Look through the records that follow. Copy every line containing the word "title".

## begin MATERIAL

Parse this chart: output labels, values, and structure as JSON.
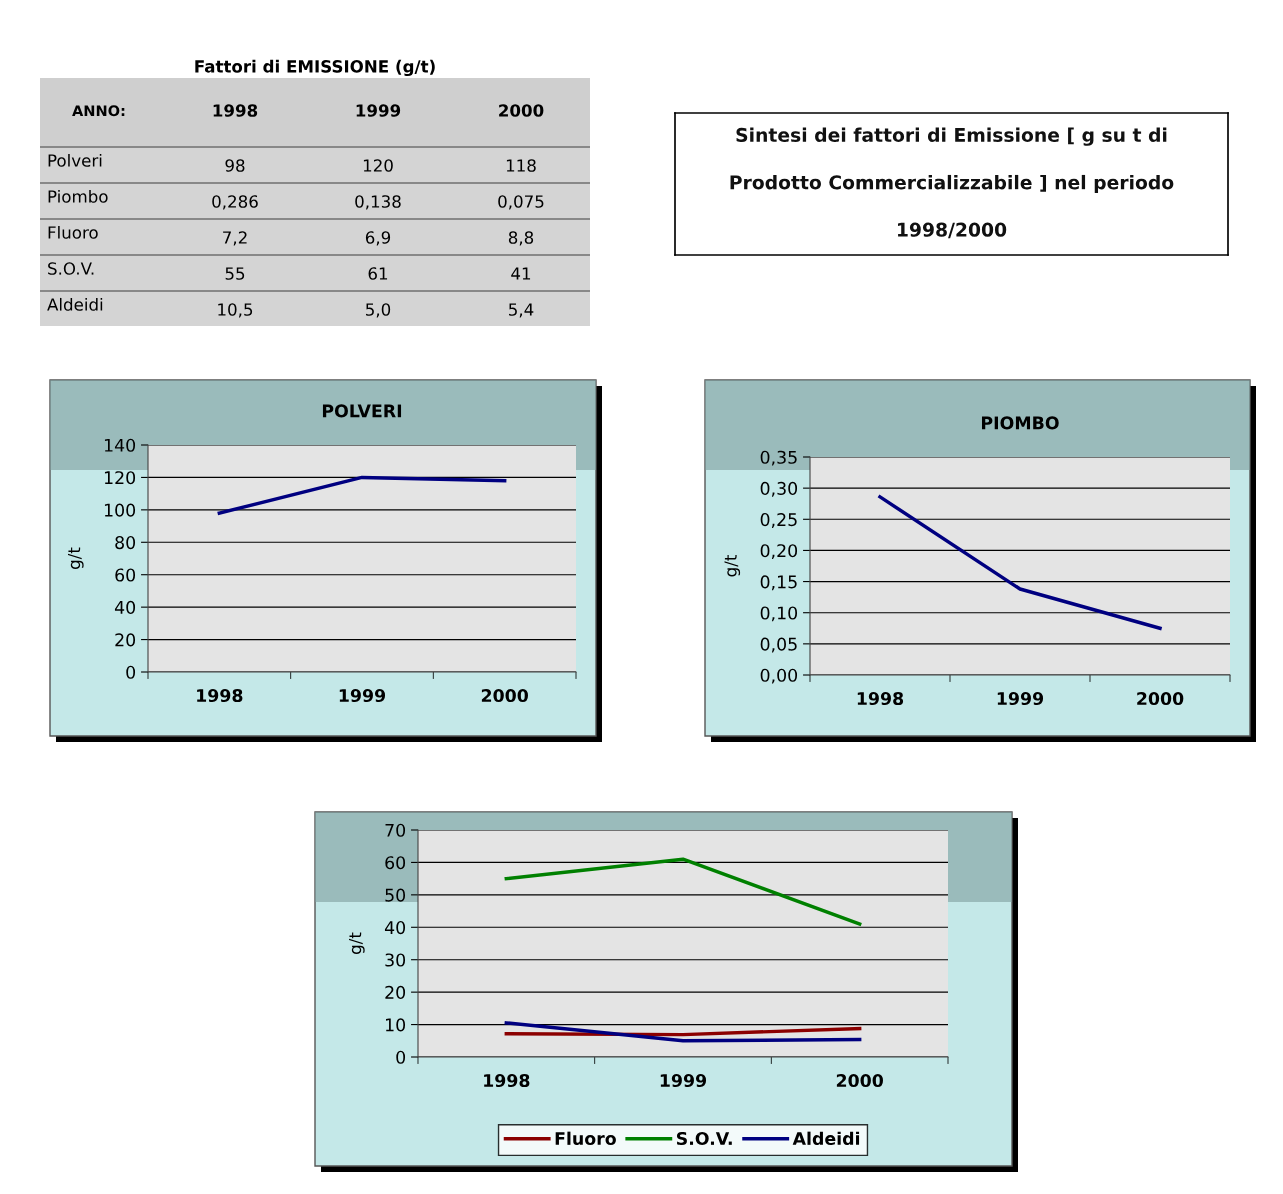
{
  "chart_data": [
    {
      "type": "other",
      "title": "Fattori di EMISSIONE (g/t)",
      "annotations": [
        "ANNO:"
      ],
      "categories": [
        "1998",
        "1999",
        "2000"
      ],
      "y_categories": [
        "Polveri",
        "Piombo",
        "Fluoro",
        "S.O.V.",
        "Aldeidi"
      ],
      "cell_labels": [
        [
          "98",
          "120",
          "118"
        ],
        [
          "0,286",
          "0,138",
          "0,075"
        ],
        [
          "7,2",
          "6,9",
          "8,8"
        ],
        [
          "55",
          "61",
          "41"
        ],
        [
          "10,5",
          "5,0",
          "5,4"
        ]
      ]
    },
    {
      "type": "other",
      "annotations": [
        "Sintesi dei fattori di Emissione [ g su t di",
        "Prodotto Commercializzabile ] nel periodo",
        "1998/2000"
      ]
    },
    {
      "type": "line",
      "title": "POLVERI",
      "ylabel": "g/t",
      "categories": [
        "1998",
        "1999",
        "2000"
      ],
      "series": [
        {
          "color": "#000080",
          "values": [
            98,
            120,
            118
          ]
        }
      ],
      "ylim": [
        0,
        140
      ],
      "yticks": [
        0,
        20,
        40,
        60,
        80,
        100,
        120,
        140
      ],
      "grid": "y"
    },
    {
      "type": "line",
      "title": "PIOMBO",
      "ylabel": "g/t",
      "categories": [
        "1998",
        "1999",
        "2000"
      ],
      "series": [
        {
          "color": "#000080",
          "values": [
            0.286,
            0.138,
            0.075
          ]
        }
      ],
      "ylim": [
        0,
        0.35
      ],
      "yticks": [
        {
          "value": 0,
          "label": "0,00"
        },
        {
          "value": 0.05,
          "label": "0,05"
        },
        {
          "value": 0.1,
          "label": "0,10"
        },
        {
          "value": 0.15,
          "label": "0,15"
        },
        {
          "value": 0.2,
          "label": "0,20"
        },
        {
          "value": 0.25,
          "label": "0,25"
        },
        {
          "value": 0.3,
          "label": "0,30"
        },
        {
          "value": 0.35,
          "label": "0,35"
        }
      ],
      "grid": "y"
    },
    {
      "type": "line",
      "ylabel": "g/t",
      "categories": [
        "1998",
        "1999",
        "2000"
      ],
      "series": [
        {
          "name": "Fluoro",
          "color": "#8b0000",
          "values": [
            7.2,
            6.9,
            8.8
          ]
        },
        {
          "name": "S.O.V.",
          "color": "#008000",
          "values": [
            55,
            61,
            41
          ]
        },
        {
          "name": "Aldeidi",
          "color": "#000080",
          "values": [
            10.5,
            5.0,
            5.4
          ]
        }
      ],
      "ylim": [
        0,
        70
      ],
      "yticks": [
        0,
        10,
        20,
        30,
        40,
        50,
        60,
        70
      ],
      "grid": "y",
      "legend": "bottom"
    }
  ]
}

## end MATERIAL
## begin MATERIAL

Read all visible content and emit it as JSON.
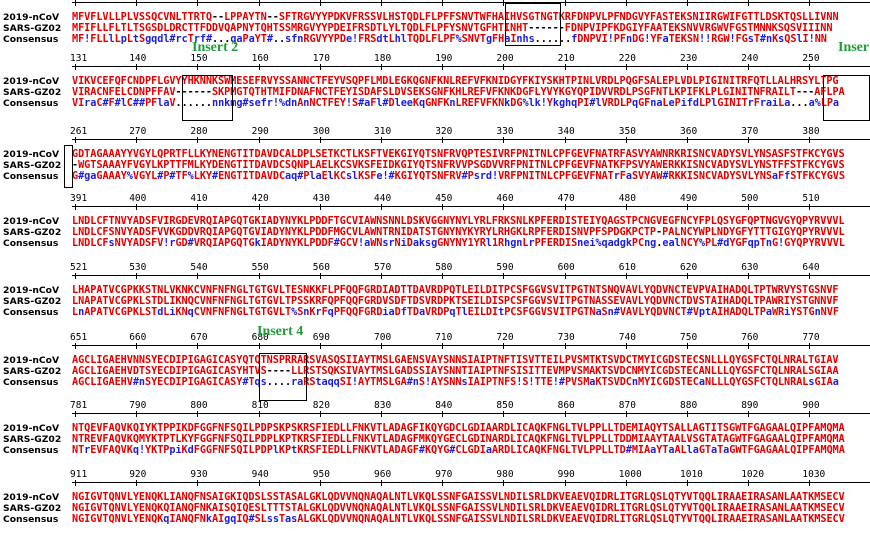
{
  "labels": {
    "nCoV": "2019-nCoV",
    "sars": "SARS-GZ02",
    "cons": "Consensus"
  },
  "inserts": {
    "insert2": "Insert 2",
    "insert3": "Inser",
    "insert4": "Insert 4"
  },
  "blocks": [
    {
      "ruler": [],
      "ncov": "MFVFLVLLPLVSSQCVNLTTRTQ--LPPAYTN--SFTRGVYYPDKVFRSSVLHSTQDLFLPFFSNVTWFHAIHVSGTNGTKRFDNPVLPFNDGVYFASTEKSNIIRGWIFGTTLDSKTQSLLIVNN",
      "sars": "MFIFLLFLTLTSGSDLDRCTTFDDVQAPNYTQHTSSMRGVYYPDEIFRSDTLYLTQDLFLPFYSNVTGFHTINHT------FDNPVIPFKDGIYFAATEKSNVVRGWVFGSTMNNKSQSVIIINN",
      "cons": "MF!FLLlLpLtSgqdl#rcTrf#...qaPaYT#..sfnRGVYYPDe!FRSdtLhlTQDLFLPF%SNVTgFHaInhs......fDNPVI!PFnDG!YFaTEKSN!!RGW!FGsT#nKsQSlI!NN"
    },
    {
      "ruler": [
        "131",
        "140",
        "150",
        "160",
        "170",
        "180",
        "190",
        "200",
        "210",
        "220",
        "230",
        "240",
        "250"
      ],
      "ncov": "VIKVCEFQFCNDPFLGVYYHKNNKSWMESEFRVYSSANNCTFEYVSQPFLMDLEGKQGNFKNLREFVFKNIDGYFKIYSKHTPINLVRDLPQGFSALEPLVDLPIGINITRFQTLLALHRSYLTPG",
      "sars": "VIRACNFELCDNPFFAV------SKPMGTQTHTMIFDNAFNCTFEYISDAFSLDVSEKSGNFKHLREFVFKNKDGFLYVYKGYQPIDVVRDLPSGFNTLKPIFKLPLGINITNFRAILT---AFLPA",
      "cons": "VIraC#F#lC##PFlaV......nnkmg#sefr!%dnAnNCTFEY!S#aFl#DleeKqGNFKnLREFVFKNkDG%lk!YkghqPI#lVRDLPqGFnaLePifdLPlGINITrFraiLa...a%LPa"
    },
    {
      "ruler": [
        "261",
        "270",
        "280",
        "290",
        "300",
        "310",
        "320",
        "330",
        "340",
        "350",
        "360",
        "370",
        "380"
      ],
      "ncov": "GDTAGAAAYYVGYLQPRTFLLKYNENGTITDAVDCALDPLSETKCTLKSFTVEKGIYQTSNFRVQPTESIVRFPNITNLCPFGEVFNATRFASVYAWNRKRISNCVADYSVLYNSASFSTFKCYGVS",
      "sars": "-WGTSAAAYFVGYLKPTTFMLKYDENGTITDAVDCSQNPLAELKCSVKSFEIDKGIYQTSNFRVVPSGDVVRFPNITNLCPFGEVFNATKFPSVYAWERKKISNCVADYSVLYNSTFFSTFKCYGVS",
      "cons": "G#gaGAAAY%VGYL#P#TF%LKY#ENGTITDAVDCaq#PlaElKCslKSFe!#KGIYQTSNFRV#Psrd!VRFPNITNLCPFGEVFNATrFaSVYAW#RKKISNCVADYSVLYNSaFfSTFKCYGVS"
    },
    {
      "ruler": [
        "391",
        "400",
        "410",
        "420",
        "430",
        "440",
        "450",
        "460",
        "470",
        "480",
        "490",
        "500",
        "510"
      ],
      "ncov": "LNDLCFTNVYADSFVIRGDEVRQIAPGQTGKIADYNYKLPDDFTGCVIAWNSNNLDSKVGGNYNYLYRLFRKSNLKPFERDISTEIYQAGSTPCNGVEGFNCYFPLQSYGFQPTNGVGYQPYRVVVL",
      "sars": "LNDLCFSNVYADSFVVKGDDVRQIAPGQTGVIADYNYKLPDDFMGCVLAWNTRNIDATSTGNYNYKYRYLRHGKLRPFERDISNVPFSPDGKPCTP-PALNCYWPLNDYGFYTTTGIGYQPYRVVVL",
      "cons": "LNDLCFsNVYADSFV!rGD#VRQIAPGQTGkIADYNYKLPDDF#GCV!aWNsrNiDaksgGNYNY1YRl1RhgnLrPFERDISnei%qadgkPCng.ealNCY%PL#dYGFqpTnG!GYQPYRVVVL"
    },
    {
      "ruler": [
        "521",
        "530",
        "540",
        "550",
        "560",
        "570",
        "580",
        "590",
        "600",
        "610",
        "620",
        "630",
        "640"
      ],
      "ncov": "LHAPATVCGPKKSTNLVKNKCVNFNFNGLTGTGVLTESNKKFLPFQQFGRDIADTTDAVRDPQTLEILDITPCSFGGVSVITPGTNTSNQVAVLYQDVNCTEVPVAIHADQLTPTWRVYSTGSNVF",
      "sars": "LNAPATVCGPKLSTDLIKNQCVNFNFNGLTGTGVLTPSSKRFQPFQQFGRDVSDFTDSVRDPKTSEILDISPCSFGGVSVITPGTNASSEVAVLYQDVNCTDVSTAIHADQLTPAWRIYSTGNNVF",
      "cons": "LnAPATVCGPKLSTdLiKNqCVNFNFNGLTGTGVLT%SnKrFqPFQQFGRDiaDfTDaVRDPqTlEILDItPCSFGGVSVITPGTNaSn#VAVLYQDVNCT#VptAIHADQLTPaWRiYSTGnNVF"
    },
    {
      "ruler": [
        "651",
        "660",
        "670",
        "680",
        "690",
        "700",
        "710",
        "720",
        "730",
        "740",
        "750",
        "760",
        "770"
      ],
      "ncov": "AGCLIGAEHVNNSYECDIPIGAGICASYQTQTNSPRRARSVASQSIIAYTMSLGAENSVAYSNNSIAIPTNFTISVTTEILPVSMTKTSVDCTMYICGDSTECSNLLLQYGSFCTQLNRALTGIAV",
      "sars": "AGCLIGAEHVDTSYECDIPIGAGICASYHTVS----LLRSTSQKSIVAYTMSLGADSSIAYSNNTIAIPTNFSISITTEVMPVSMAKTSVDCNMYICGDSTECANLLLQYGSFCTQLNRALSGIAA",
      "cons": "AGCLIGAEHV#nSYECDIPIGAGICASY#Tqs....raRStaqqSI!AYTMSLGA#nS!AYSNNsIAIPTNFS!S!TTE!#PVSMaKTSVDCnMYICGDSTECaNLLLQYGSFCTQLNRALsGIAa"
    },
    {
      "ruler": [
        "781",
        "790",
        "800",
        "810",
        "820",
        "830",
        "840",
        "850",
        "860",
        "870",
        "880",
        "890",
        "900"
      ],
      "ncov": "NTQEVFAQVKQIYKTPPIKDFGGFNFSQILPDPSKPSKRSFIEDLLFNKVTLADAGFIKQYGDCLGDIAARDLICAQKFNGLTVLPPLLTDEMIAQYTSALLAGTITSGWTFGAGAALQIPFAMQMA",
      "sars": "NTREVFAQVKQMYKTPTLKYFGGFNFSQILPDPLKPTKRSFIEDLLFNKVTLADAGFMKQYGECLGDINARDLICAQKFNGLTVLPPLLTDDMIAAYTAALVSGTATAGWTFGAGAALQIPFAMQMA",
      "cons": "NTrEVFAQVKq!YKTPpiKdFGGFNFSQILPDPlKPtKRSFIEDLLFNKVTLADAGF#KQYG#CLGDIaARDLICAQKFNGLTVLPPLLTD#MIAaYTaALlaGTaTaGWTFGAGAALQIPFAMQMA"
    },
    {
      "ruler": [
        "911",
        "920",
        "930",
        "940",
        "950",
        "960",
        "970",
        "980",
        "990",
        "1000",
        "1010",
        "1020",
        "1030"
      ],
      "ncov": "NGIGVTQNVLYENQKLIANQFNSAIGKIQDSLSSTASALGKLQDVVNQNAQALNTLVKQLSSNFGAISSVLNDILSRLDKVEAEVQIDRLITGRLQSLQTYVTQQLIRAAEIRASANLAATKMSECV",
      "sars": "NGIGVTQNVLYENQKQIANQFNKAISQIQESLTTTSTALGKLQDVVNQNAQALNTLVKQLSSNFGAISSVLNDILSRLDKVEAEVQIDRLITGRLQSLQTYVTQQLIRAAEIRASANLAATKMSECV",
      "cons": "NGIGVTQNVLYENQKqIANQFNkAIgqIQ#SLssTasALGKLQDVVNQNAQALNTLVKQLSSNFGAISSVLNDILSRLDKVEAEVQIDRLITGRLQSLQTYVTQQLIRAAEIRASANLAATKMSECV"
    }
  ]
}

## end MATERIAL

**SOLUTION FOR THIS EXERCISE**
      "title": "Fattori di EMISSIONE (g/t)",
      "title": "POLVERI",
      "title": "PIOMBO",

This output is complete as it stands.